▶ Stored records
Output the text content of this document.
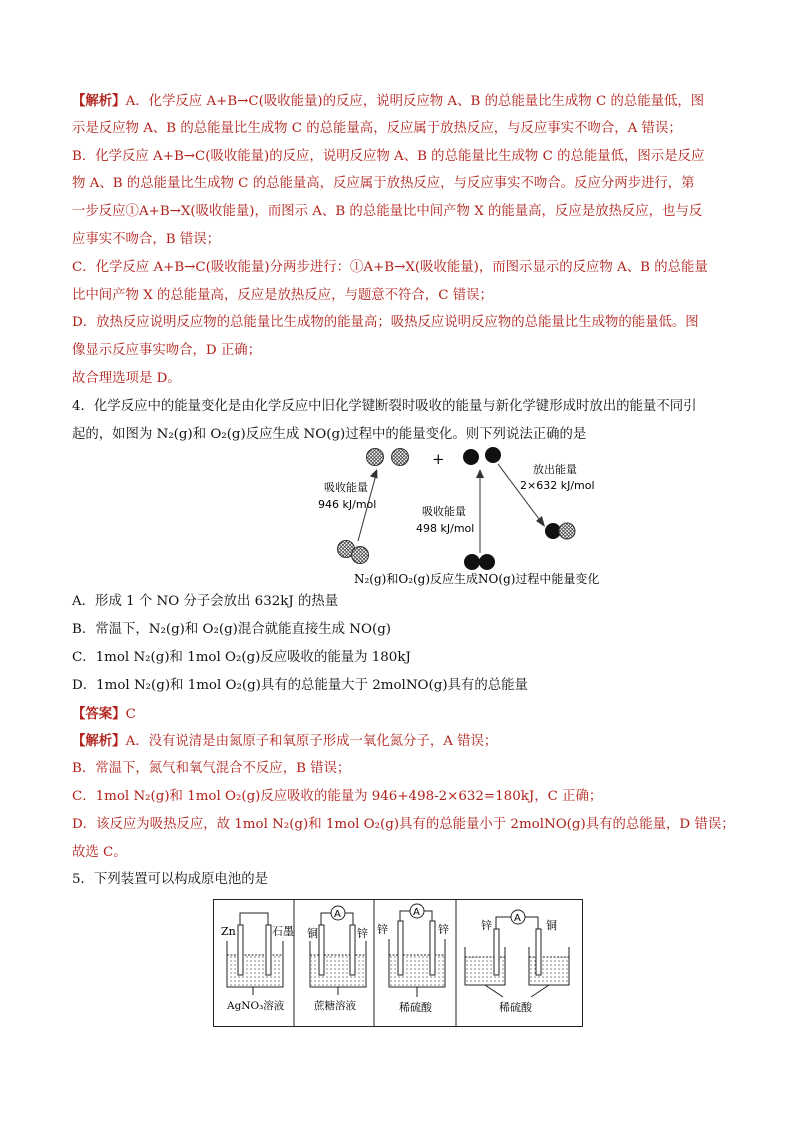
【解析】A．化学反应 A+B→C(吸收能量)的反应，说明反应物 A、B 的总能量比生成物 C 的总能量低，图
示是反应物 A、B 的总能量比生成物 C 的总能量高，反应属于放热反应，与反应事实不吻合，A 错误；
B．化学反应 A+B→C(吸收能量)的反应，说明反应物 A、B 的总能量比生成物 C 的总能量低，图示是反应
物 A、B 的总能量比生成物 C 的总能量高，反应属于放热反应，与反应事实不吻合。反应分两步进行，第
一步反应①A+B→X(吸收能量)，而图示 A、B 的总能量比中间产物 X 的能量高，反应是放热反应，也与反
应事实不吻合，B 错误；
C．化学反应 A+B→C(吸收能量)分两步进行：①A+B→X(吸收能量)，而图示显示的反应物 A、B 的总能量
比中间产物 X 的总能量高，反应是放热反应，与题意不符合，C 错误；
D．放热反应说明反应物的总能量比生成物的能量高；吸热反应说明反应物的总能量比生成物的能量低。图
像显示反应事实吻合，D 正确；
故合理选项是 D。
4．化学反应中的能量变化是由化学反应中旧化学键断裂时吸收的能量与新化学键形成时放出的能量不同引
起的，如图为 N₂(g)和 O₂(g)反应生成 NO(g)过程中的能量变化。则下列说法正确的是
+
吸收能量
946 kJ/mol
吸收能量
498 kJ/mol
放出能量
2×632 kJ/mol
N₂(g)和O₂(g)反应生成NO(g)过程中能量变化
A．形成 1 个 NO 分子会放出 632kJ 的热量
B．常温下，N₂(g)和 O₂(g)混合就能直接生成 NO(g)
C．1mol N₂(g)和 1mol O₂(g)反应吸收的能量为 180kJ
D．1mol N₂(g)和 1mol O₂(g)具有的总能量大于 2molNO(g)具有的总能量
【答案】C
【解析】A．没有说清是由氮原子和氧原子形成一氧化氮分子，A 错误；
B．常温下，氮气和氧气混合不反应，B 错误；
C．1mol N₂(g)和 1mol O₂(g)反应吸收的能量为 946+498-2×632=180kJ，C 正确；
D．该反应为吸热反应，故 1mol N₂(g)和 1mol O₂(g)具有的总能量小于 2molNO(g)具有的总能量，D 错误；
故选 C。
5．下列装置可以构成原电池的是
Zn	石墨
AgNO₃溶液
A
铜	锌
蔗糖溶液
A
锌	锌
稀硫酸
A
锌	铜
稀硫酸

▶ The task
Make a verbatim copy of all the entries and strip out the pictures.

▶ Correct output
Output the text content of this document.
【解析】A．化学反应 A+B→C(吸收能量)的反应，说明反应物 A、B 的总能量比生成物 C 的总能量低，图
示是反应物 A、B 的总能量比生成物 C 的总能量高，反应属于放热反应，与反应事实不吻合，A 错误；
B．化学反应 A+B→C(吸收能量)的反应，说明反应物 A、B 的总能量比生成物 C 的总能量低，图示是反应
物 A、B 的总能量比生成物 C 的总能量高，反应属于放热反应，与反应事实不吻合。反应分两步进行，第
一步反应①A+B→X(吸收能量)，而图示 A、B 的总能量比中间产物 X 的能量高，反应是放热反应，也与反
应事实不吻合，B 错误；
C．化学反应 A+B→C(吸收能量)分两步进行：①A+B→X(吸收能量)，而图示显示的反应物 A、B 的总能量
比中间产物 X 的总能量高，反应是放热反应，与题意不符合，C 错误；
D．放热反应说明反应物的总能量比生成物的能量高；吸热反应说明反应物的总能量比生成物的能量低。图
像显示反应事实吻合，D 正确；
故合理选项是 D。
4．化学反应中的能量变化是由化学反应中旧化学键断裂时吸收的能量与新化学键形成时放出的能量不同引
起的，如图为 N₂(g)和 O₂(g)反应生成 NO(g)过程中的能量变化。则下列说法正确的是
+
吸收能量
946 kJ/mol
吸收能量
498 kJ/mol
放出能量
2×632 kJ/mol
N₂(g)和O₂(g)反应生成NO(g)过程中能量变化
A．形成 1 个 NO 分子会放出 632kJ 的热量
B．常温下，N₂(g)和 O₂(g)混合就能直接生成 NO(g)
C．1mol N₂(g)和 1mol O₂(g)反应吸收的能量为 180kJ
D．1mol N₂(g)和 1mol O₂(g)具有的总能量大于 2molNO(g)具有的总能量
【答案】C
【解析】A．没有说清是由氮原子和氧原子形成一氧化氮分子，A 错误；
B．常温下，氮气和氧气混合不反应，B 错误；
C．1mol N₂(g)和 1mol O₂(g)反应吸收的能量为 946+498-2×632=180kJ，C 正确；
D．该反应为吸热反应，故 1mol N₂(g)和 1mol O₂(g)具有的总能量小于 2molNO(g)具有的总能量，D 错误；
故选 C。
5．下列装置可以构成原电池的是
Zn	石墨
AgNO₃溶液
A
铜	锌
蔗糖溶液
A
锌	锌
稀硫酸
A
锌	铜
稀硫酸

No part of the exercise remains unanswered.